**EXERCISE AIM:**
Every record must appear in your copy exactly as written, with no pictures.
--- START OF TASK INPUTS ---
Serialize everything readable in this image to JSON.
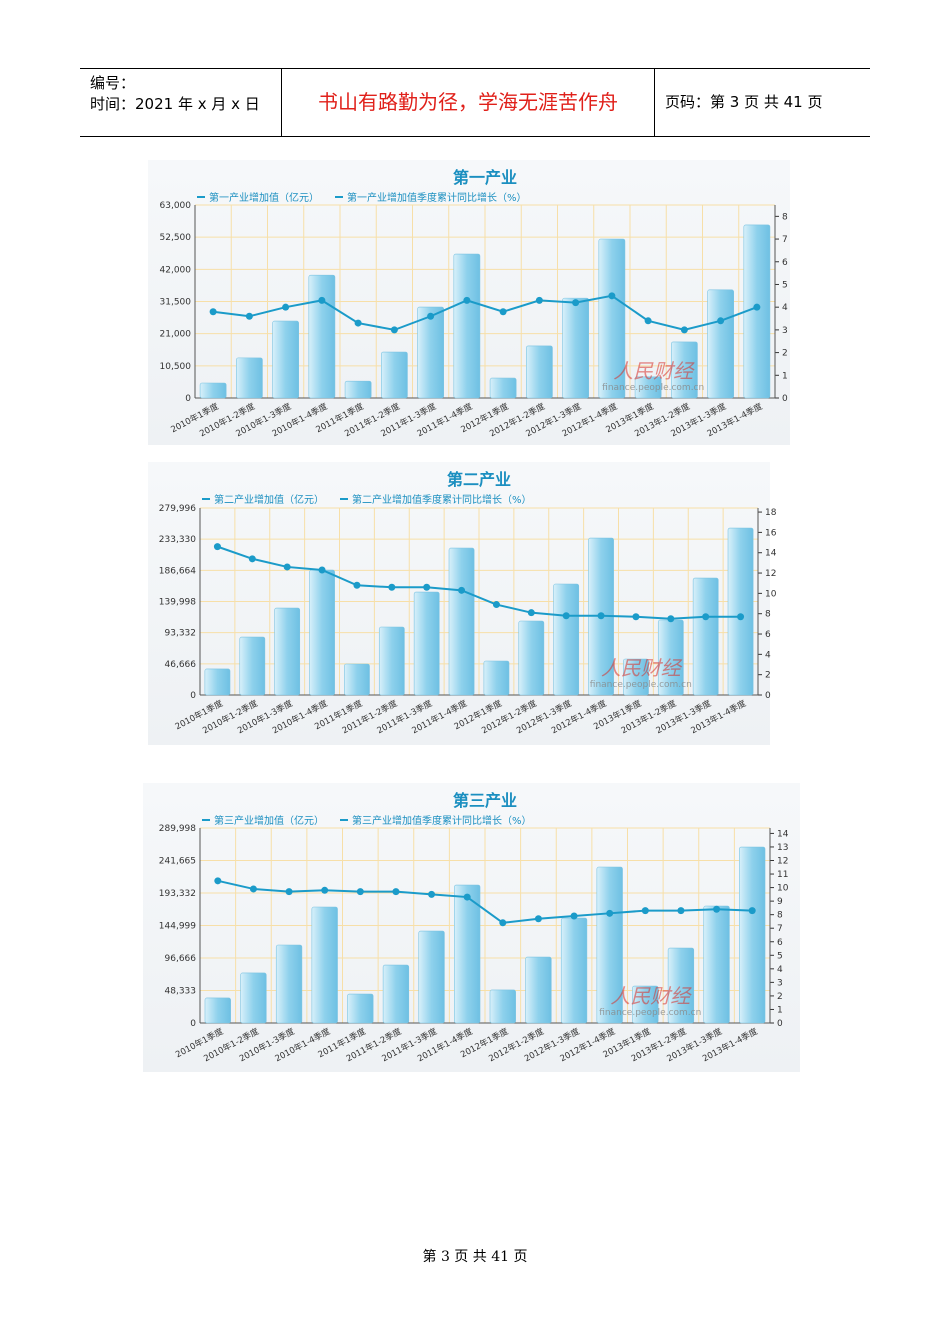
{
  "header": {
    "number_label": "编号：",
    "date": "时间：2021 年 x 月 x 日",
    "motto": "书山有路勤为径，学海无涯苦作舟",
    "page": "页码：第 3 页  共 41 页"
  },
  "footer": "第 3 页 共 41 页",
  "chart_data": [
    {
      "type": "bar-line",
      "title": "第一产业",
      "categories": [
        "2010年1季度",
        "2010年1-2季度",
        "2010年1-3季度",
        "2010年1-4季度",
        "2011年1季度",
        "2011年1-2季度",
        "2011年1-3季度",
        "2011年1-4季度",
        "2012年1季度",
        "2012年1-2季度",
        "2012年1-3季度",
        "2012年1-4季度",
        "2013年1季度",
        "2013年1-2季度",
        "2013年1-3季度",
        "2013年1-4季度"
      ],
      "series": [
        {
          "name": "第一产业增加值（亿元）",
          "color": "#8ed1ec",
          "values": [
            4900,
            13100,
            25100,
            40100,
            5500,
            15000,
            29700,
            47000,
            6500,
            17000,
            32600,
            51900,
            6900,
            18300,
            35300,
            56500
          ]
        },
        {
          "name": "第一产业增加值季度累计同比增长（%）",
          "color": "#1b9bc9",
          "axis": "y2",
          "values": [
            3.8,
            3.6,
            4.0,
            4.3,
            3.3,
            3.0,
            3.6,
            4.3,
            3.8,
            4.3,
            4.2,
            4.5,
            3.4,
            3.0,
            3.4,
            4.0
          ]
        }
      ],
      "ylim": [
        0,
        63000
      ],
      "yticks": [
        0,
        {
          "value": 10500,
          "label": "10,500"
        },
        {
          "value": 21000,
          "label": "21,000"
        },
        {
          "value": 31500,
          "label": "31,500"
        },
        {
          "value": 42000,
          "label": "42,000"
        },
        {
          "value": 52500,
          "label": "52,500"
        },
        {
          "value": 63000,
          "label": "63,000"
        }
      ],
      "y2lim": [
        0,
        8.5
      ],
      "y2ticks": [
        0,
        1,
        2,
        3,
        4,
        5,
        6,
        7,
        8
      ],
      "grid": true,
      "watermark": [
        "人民财经",
        "finance.people.com.cn"
      ]
    },
    {
      "type": "bar-line",
      "title": "第二产业",
      "categories": [
        "2010年1季度",
        "2010年1-2季度",
        "2010年1-3季度",
        "2010年1-4季度",
        "2011年1季度",
        "2011年1-2季度",
        "2011年1-3季度",
        "2011年1-4季度",
        "2012年1季度",
        "2012年1-2季度",
        "2012年1-3季度",
        "2012年1-4季度",
        "2013年1季度",
        "2013年1-2季度",
        "2013年1-3季度",
        "2013年1-4季度"
      ],
      "series": [
        {
          "name": "第二产业增加值（亿元）",
          "color": "#8ed1ec",
          "values": [
            39000,
            86800,
            130200,
            187100,
            46400,
            101800,
            154200,
            220000,
            50900,
            110800,
            166200,
            235000,
            53900,
            112300,
            175100,
            250000
          ]
        },
        {
          "name": "第二产业增加值季度累计同比增长（%）",
          "color": "#1b9bc9",
          "axis": "y2",
          "values": [
            14.6,
            13.4,
            12.6,
            12.3,
            10.8,
            10.6,
            10.6,
            10.3,
            8.9,
            8.1,
            7.8,
            7.8,
            7.7,
            7.5,
            7.7,
            7.7
          ]
        }
      ],
      "ylim": [
        0,
        279996
      ],
      "yticks": [
        0,
        {
          "value": 46666,
          "label": "46,666"
        },
        {
          "value": 93332,
          "label": "93,332"
        },
        {
          "value": 139998,
          "label": "139,998"
        },
        {
          "value": 186664,
          "label": "186,664"
        },
        {
          "value": 233330,
          "label": "233,330"
        },
        {
          "value": 279996,
          "label": "279,996"
        }
      ],
      "y2lim": [
        0,
        18.4
      ],
      "y2ticks": [
        0,
        2,
        4,
        6,
        8,
        10,
        12,
        14,
        16,
        18
      ],
      "grid": true,
      "watermark": [
        "人民财经",
        "finance.people.com.cn"
      ]
    },
    {
      "type": "bar-line",
      "title": "第三产业",
      "categories": [
        "2010年1季度",
        "2010年1-2季度",
        "2010年1-3季度",
        "2010年1-4季度",
        "2011年1季度",
        "2011年1-2季度",
        "2011年1-3季度",
        "2011年1-4季度",
        "2012年1季度",
        "2012年1-2季度",
        "2012年1-3季度",
        "2012年1-4季度",
        "2013年1季度",
        "2013年1-2季度",
        "2013年1-3季度",
        "2013年1-4季度"
      ],
      "series": [
        {
          "name": "第三产业增加值（亿元）",
          "color": "#8ed1ec",
          "values": [
            37200,
            74400,
            116000,
            172500,
            43100,
            86200,
            136800,
            205200,
            49100,
            98100,
            156100,
            232000,
            55000,
            111500,
            174000,
            261700
          ]
        },
        {
          "name": "第三产业增加值季度累计同比增长（%）",
          "color": "#1b9bc9",
          "axis": "y2",
          "values": [
            10.5,
            9.9,
            9.7,
            9.8,
            9.7,
            9.7,
            9.5,
            9.3,
            7.4,
            7.7,
            7.9,
            8.1,
            8.3,
            8.3,
            8.4,
            8.3
          ]
        }
      ],
      "ylim": [
        0,
        289998
      ],
      "yticks": [
        0,
        {
          "value": 48333,
          "label": "48,333"
        },
        {
          "value": 96666,
          "label": "96,666"
        },
        {
          "value": 144999,
          "label": "144,999"
        },
        {
          "value": 193332,
          "label": "193,332"
        },
        {
          "value": 241665,
          "label": "241,665"
        },
        {
          "value": 289998,
          "label": "289,998"
        }
      ],
      "y2lim": [
        0,
        14.4
      ],
      "y2ticks": [
        0,
        1,
        2,
        3,
        4,
        5,
        6,
        7,
        8,
        9,
        10,
        11,
        12,
        13,
        14
      ],
      "grid": true,
      "watermark": [
        "人民财经",
        "finance.people.com.cn"
      ]
    }
  ]
}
--- END OF TASK INPUTS ---
**EXPECTED OUTPUT:**
Serialize everything readable in this image to JSON.
{
  "header": {
    "number_label": "编号：",
    "date": "时间：2021 年 x 月 x 日",
    "motto": "书山有路勤为径，学海无涯苦作舟",
    "page": "页码：第 3 页  共 41 页"
  },
  "footer": "第 3 页 共 41 页",
  "chart_data": [
    {
      "type": "bar-line",
      "title": "第一产业",
      "categories": [
        "2010年1季度",
        "2010年1-2季度",
        "2010年1-3季度",
        "2010年1-4季度",
        "2011年1季度",
        "2011年1-2季度",
        "2011年1-3季度",
        "2011年1-4季度",
        "2012年1季度",
        "2012年1-2季度",
        "2012年1-3季度",
        "2012年1-4季度",
        "2013年1季度",
        "2013年1-2季度",
        "2013年1-3季度",
        "2013年1-4季度"
      ],
      "series": [
        {
          "name": "第一产业增加值（亿元）",
          "color": "#8ed1ec",
          "values": [
            4900,
            13100,
            25100,
            40100,
            5500,
            15000,
            29700,
            47000,
            6500,
            17000,
            32600,
            51900,
            6900,
            18300,
            35300,
            56500
          ]
        },
        {
          "name": "第一产业增加值季度累计同比增长（%）",
          "color": "#1b9bc9",
          "axis": "y2",
          "values": [
            3.8,
            3.6,
            4.0,
            4.3,
            3.3,
            3.0,
            3.6,
            4.3,
            3.8,
            4.3,
            4.2,
            4.5,
            3.4,
            3.0,
            3.4,
            4.0
          ]
        }
      ],
      "ylim": [
        0,
        63000
      ],
      "yticks": [
        0,
        {
          "value": 10500,
          "label": "10,500"
        },
        {
          "value": 21000,
          "label": "21,000"
        },
        {
          "value": 31500,
          "label": "31,500"
        },
        {
          "value": 42000,
          "label": "42,000"
        },
        {
          "value": 52500,
          "label": "52,500"
        },
        {
          "value": 63000,
          "label": "63,000"
        }
      ],
      "y2lim": [
        0,
        8.5
      ],
      "y2ticks": [
        0,
        1,
        2,
        3,
        4,
        5,
        6,
        7,
        8
      ],
      "grid": true,
      "watermark": [
        "人民财经",
        "finance.people.com.cn"
      ]
    },
    {
      "type": "bar-line",
      "title": "第二产业",
      "categories": [
        "2010年1季度",
        "2010年1-2季度",
        "2010年1-3季度",
        "2010年1-4季度",
        "2011年1季度",
        "2011年1-2季度",
        "2011年1-3季度",
        "2011年1-4季度",
        "2012年1季度",
        "2012年1-2季度",
        "2012年1-3季度",
        "2012年1-4季度",
        "2013年1季度",
        "2013年1-2季度",
        "2013年1-3季度",
        "2013年1-4季度"
      ],
      "series": [
        {
          "name": "第二产业增加值（亿元）",
          "color": "#8ed1ec",
          "values": [
            39000,
            86800,
            130200,
            187100,
            46400,
            101800,
            154200,
            220000,
            50900,
            110800,
            166200,
            235000,
            53900,
            112300,
            175100,
            250000
          ]
        },
        {
          "name": "第二产业增加值季度累计同比增长（%）",
          "color": "#1b9bc9",
          "axis": "y2",
          "values": [
            14.6,
            13.4,
            12.6,
            12.3,
            10.8,
            10.6,
            10.6,
            10.3,
            8.9,
            8.1,
            7.8,
            7.8,
            7.7,
            7.5,
            7.7,
            7.7
          ]
        }
      ],
      "ylim": [
        0,
        279996
      ],
      "yticks": [
        0,
        {
          "value": 46666,
          "label": "46,666"
        },
        {
          "value": 93332,
          "label": "93,332"
        },
        {
          "value": 139998,
          "label": "139,998"
        },
        {
          "value": 186664,
          "label": "186,664"
        },
        {
          "value": 233330,
          "label": "233,330"
        },
        {
          "value": 279996,
          "label": "279,996"
        }
      ],
      "y2lim": [
        0,
        18.4
      ],
      "y2ticks": [
        0,
        2,
        4,
        6,
        8,
        10,
        12,
        14,
        16,
        18
      ],
      "grid": true,
      "watermark": [
        "人民财经",
        "finance.people.com.cn"
      ]
    },
    {
      "type": "bar-line",
      "title": "第三产业",
      "categories": [
        "2010年1季度",
        "2010年1-2季度",
        "2010年1-3季度",
        "2010年1-4季度",
        "2011年1季度",
        "2011年1-2季度",
        "2011年1-3季度",
        "2011年1-4季度",
        "2012年1季度",
        "2012年1-2季度",
        "2012年1-3季度",
        "2012年1-4季度",
        "2013年1季度",
        "2013年1-2季度",
        "2013年1-3季度",
        "2013年1-4季度"
      ],
      "series": [
        {
          "name": "第三产业增加值（亿元）",
          "color": "#8ed1ec",
          "values": [
            37200,
            74400,
            116000,
            172500,
            43100,
            86200,
            136800,
            205200,
            49100,
            98100,
            156100,
            232000,
            55000,
            111500,
            174000,
            261700
          ]
        },
        {
          "name": "第三产业增加值季度累计同比增长（%）",
          "color": "#1b9bc9",
          "axis": "y2",
          "values": [
            10.5,
            9.9,
            9.7,
            9.8,
            9.7,
            9.7,
            9.5,
            9.3,
            7.4,
            7.7,
            7.9,
            8.1,
            8.3,
            8.3,
            8.4,
            8.3
          ]
        }
      ],
      "ylim": [
        0,
        289998
      ],
      "yticks": [
        0,
        {
          "value": 48333,
          "label": "48,333"
        },
        {
          "value": 96666,
          "label": "96,666"
        },
        {
          "value": 144999,
          "label": "144,999"
        },
        {
          "value": 193332,
          "label": "193,332"
        },
        {
          "value": 241665,
          "label": "241,665"
        },
        {
          "value": 289998,
          "label": "289,998"
        }
      ],
      "y2lim": [
        0,
        14.4
      ],
      "y2ticks": [
        0,
        1,
        2,
        3,
        4,
        5,
        6,
        7,
        8,
        9,
        10,
        11,
        12,
        13,
        14
      ],
      "grid": true,
      "watermark": [
        "人民财经",
        "finance.people.com.cn"
      ]
    }
  ]
}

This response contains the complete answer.